In welchem Jahr entstand die comicartige Zeichnung, die der Textabschnitt über die Selfie-Zeichnung beschreibt?
━━━━━ Textabschnitt ━━━━━
Spieglein, Spieglein in der Hand …

Es ist nicht der ausgestreckte Arm und auch nicht die kunstvoll gezeichnete Hand, welche die Hauptrolle in diesem Bild spielen, sondern die beiden Rechtecke, die sich spielerisch verdreht einander gegenüberstehen. Die rechteckige Formatierung des Gesichts lässt erahnen, dass es ein Spiegelbild seines Gegenübers geworden ist, eine flache Ausgabe des so ausdrucksstarken menschlichen Gesichts, grafisch reduziert auf zwei Punkte und Striche.

Wo es früher Künstler brauchte, um sich mit einem tollen Bild in Szene zu setzen, greift heute jede und jeder zum Handy und bildet sich vor allen möglichen Sehenswürdigkeiten ab. Die Sehenswürdigkeiten selbst bleiben dabei im Hintergrund, weil es nur darum geht, sich selbst mit dem besonderen Ort abzubilden. Und um zeigen zu können, hier war ich gewesen, das alles habe ich gesehen, mit all dem kann ich mich schmücken. Mit leiser Ironie und wenigen Strichen hat der Künstler den Selfie-Gestus auf den Punkt gebracht.

Die mit sicherer Hand erfasste Momentaufnahme zeigt einen stark vereinfachten Oberkörper mit weit ausgestrecktem Arm. Die feingliedrige Hand hält ein gerahmtes Etwas, das sein Pendant in einem viereckigen menschlichen Kopf findet. Dieser schaut selbstverliebt in das Stück Technik, das so vieles in sich vereint und gleichsam einen verlängerten Arm bildet, der die ganze Welt in greifbare und erreichbare Nähe holt, und ihn gleichzeitig mit allen verbindet.

Dass damit aber auch eine wesentliche Veränderung mit uns geschieht, bringt Dr. Barbara Renftle in ihren charakterisierenden Worten zu dieser Arbeit von Hermann Schenkel als zeichnendem Philosophen zum Ausdruck: „Das, was wir in Händen haben, formt unsere Persönlichkeit. Je öfter wir unser Smartphone in der Hand halten und hineinsehen, umso mehr gleicht sich unser Antlitz dem vorgegebenen Format an – es wird eckig, verliert die menschlich organische Form. Auf ironisch-humorvolle Weise und mit wenigen, entlarvenden Strichen spiegelt Schenkel die Selfie-Selbstverliebtheit der digital generation und die Gefahr der Selbstentfremdung durch die Handymanie in seiner comicartigen Zeichnung von 2017.“ (BeHände – Die Hand als künstlerisches Symbol, Hrsg. Stiftung S BS – pro arte, Biberach, 2019, S. 31)
━━━━━ Datenauszug ━━━━━
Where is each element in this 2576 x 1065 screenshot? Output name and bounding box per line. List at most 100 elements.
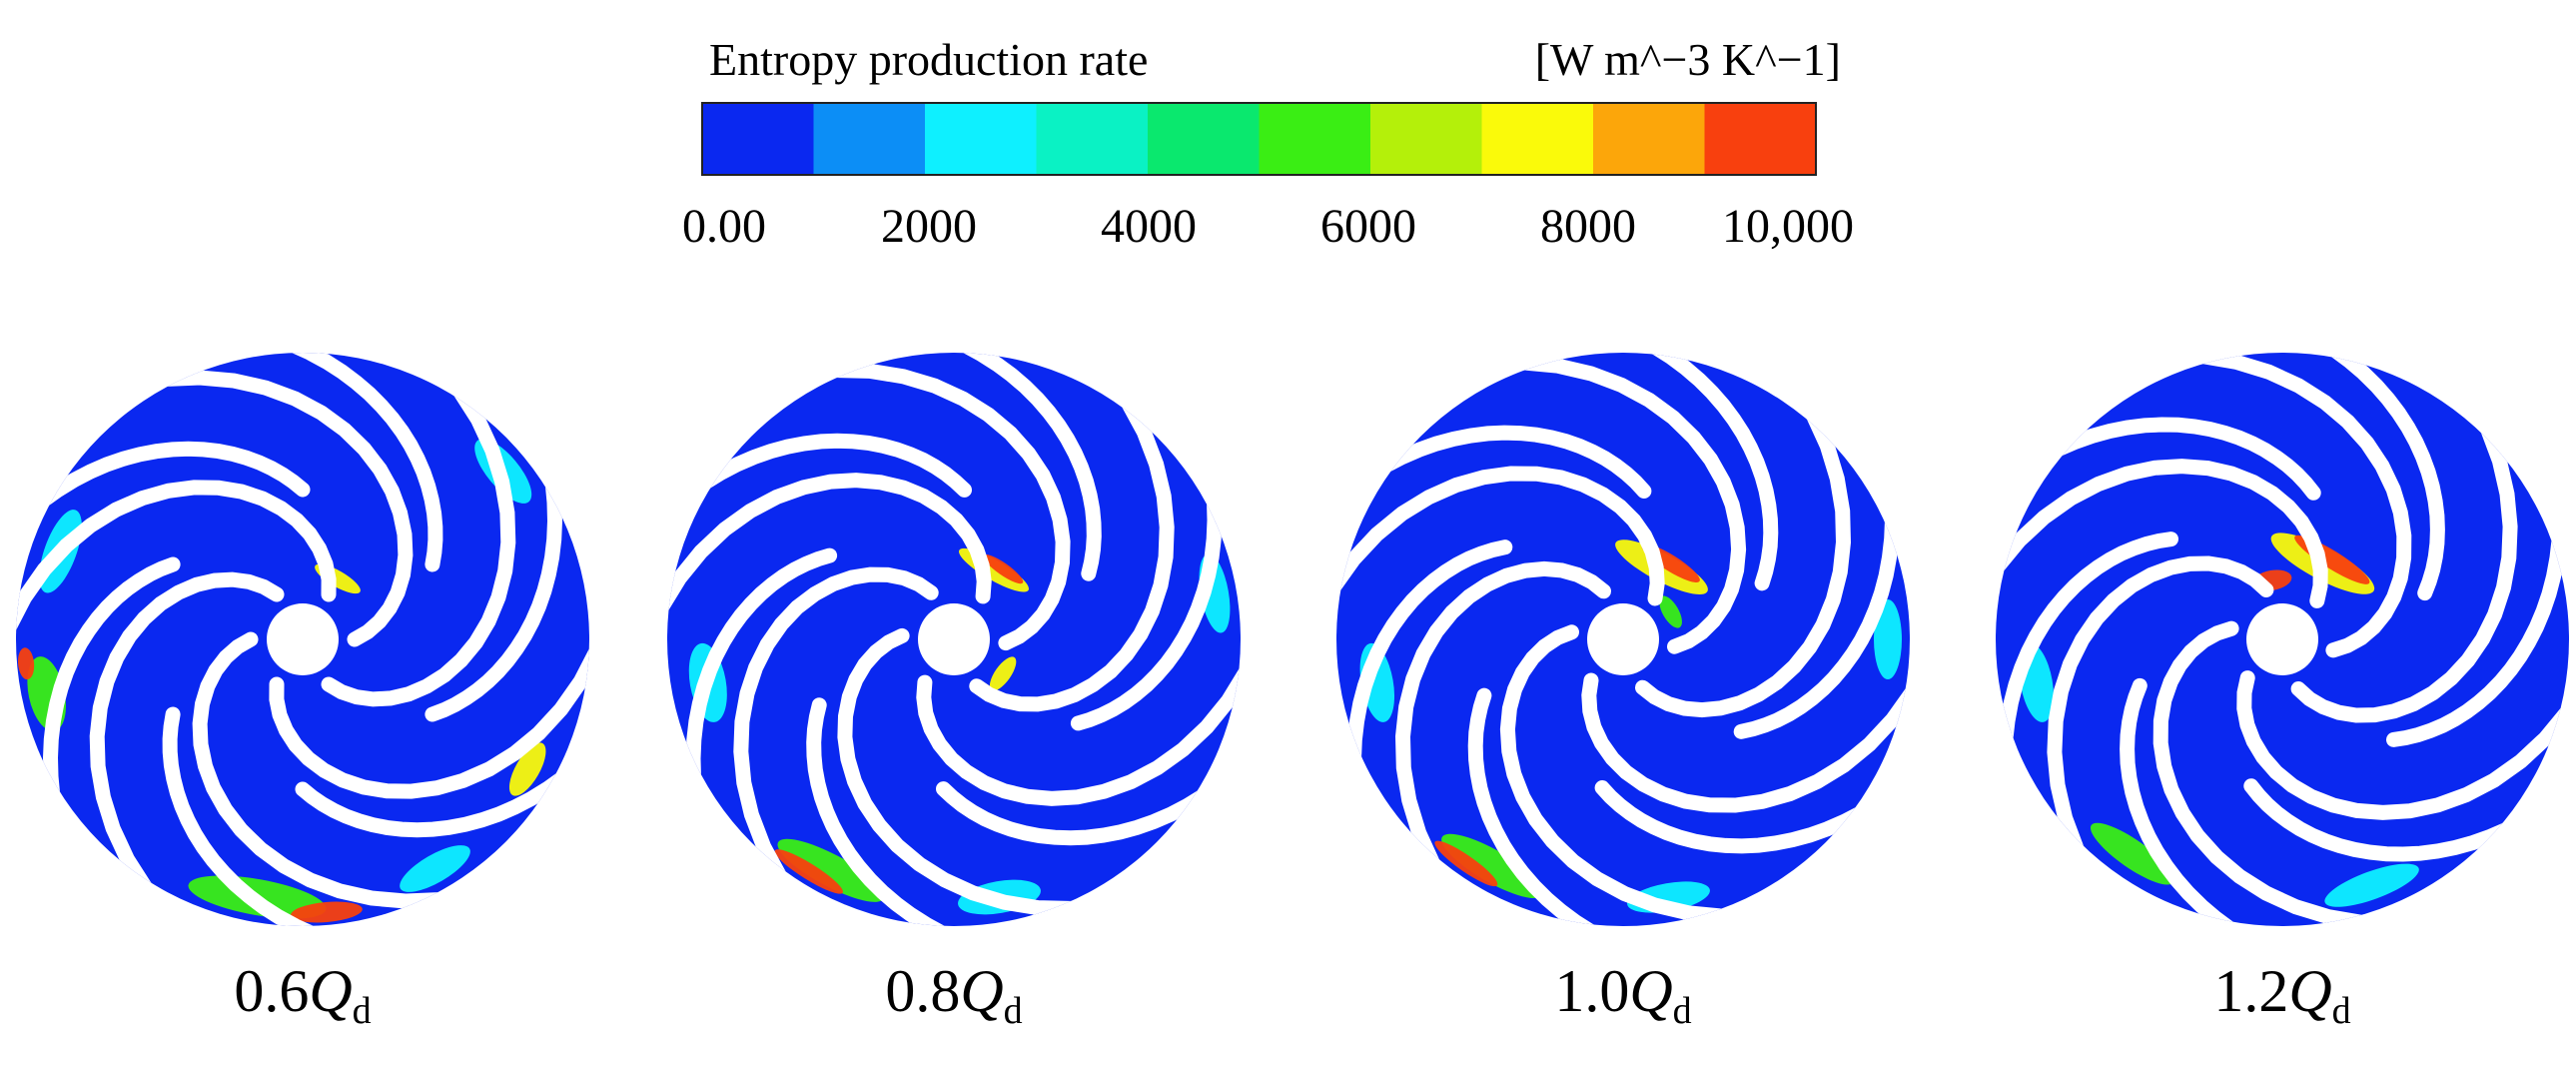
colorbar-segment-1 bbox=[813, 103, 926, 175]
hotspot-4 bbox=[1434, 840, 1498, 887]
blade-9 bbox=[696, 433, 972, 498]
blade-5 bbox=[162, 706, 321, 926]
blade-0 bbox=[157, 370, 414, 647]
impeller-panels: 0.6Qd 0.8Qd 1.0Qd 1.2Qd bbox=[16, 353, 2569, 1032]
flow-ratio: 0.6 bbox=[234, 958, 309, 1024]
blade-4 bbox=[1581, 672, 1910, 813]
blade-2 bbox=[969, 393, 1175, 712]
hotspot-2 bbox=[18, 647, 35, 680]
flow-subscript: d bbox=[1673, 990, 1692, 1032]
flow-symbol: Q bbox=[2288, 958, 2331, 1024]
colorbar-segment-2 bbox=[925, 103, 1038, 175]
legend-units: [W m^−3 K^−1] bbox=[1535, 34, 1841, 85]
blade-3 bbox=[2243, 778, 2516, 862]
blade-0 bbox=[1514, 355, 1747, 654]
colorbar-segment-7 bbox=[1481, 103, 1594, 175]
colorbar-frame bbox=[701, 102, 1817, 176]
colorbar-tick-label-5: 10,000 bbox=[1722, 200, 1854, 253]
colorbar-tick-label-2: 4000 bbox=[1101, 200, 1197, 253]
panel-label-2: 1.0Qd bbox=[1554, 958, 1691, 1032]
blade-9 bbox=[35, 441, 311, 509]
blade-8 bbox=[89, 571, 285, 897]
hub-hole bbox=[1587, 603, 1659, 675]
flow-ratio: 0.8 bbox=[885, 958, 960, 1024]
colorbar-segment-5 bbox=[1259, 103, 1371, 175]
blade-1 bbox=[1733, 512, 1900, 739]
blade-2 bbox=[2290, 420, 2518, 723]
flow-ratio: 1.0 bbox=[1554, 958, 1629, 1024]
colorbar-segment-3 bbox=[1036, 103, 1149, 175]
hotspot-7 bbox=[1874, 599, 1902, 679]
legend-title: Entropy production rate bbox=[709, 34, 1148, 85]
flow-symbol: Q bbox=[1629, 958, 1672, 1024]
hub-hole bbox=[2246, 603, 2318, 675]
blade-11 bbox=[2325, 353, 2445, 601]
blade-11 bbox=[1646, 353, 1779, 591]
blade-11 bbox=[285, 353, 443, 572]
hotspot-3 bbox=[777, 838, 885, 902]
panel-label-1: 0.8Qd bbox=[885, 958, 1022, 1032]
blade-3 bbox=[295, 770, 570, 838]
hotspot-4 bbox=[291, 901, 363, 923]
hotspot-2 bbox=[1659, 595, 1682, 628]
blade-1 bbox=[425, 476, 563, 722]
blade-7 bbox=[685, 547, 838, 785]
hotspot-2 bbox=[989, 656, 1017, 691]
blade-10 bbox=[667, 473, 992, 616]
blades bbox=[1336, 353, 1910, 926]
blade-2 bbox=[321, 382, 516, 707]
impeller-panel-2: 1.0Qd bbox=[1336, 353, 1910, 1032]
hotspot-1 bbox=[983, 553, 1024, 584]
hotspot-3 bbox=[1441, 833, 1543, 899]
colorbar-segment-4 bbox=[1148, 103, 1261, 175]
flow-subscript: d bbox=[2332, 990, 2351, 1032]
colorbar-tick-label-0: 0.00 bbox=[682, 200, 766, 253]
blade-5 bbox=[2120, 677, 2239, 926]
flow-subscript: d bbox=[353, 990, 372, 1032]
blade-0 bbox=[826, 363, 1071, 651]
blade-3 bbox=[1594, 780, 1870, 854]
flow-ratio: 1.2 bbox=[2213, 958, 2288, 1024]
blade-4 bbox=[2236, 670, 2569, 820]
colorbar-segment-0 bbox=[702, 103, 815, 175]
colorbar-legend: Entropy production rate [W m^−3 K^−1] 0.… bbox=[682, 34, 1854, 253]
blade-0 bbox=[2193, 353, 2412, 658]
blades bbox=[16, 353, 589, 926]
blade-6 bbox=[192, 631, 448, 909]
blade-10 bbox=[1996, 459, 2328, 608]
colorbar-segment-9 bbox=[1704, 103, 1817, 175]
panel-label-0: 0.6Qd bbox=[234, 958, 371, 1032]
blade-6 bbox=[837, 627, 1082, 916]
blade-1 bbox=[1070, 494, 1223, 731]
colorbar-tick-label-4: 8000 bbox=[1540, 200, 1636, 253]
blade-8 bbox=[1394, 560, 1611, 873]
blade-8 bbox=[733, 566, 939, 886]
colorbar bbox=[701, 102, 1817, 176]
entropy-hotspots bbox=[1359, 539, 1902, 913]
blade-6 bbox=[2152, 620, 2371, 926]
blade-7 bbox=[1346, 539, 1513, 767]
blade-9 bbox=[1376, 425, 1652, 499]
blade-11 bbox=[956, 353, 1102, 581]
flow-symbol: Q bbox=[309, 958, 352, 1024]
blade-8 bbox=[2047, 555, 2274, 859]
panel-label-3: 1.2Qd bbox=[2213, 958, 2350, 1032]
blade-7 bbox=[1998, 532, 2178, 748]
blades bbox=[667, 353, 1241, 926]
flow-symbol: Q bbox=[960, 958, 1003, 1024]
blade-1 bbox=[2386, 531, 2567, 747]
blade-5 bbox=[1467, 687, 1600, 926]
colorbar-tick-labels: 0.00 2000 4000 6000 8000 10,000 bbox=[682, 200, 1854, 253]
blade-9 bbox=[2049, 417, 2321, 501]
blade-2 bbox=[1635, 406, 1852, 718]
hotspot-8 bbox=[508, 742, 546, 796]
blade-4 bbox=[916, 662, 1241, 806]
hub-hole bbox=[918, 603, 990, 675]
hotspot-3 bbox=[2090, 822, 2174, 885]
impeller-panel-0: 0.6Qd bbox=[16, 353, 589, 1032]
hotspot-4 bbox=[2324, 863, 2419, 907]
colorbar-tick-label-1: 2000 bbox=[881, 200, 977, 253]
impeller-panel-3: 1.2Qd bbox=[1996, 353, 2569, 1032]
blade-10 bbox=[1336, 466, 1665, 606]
━━━━━
━━━━━ Datenauszug ━━━━━
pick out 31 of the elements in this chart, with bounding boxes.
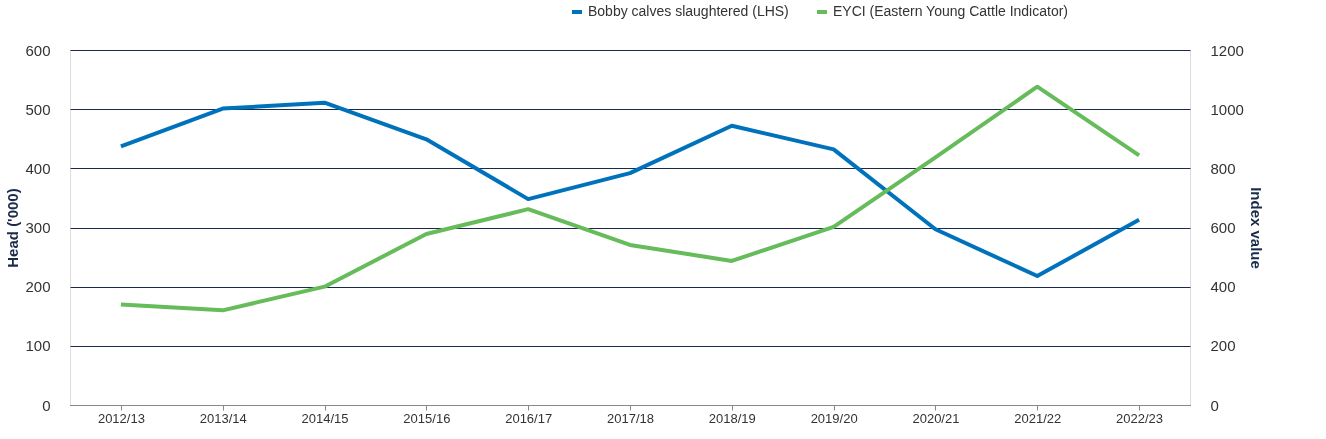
━━━━━
- **Lösung**:
2017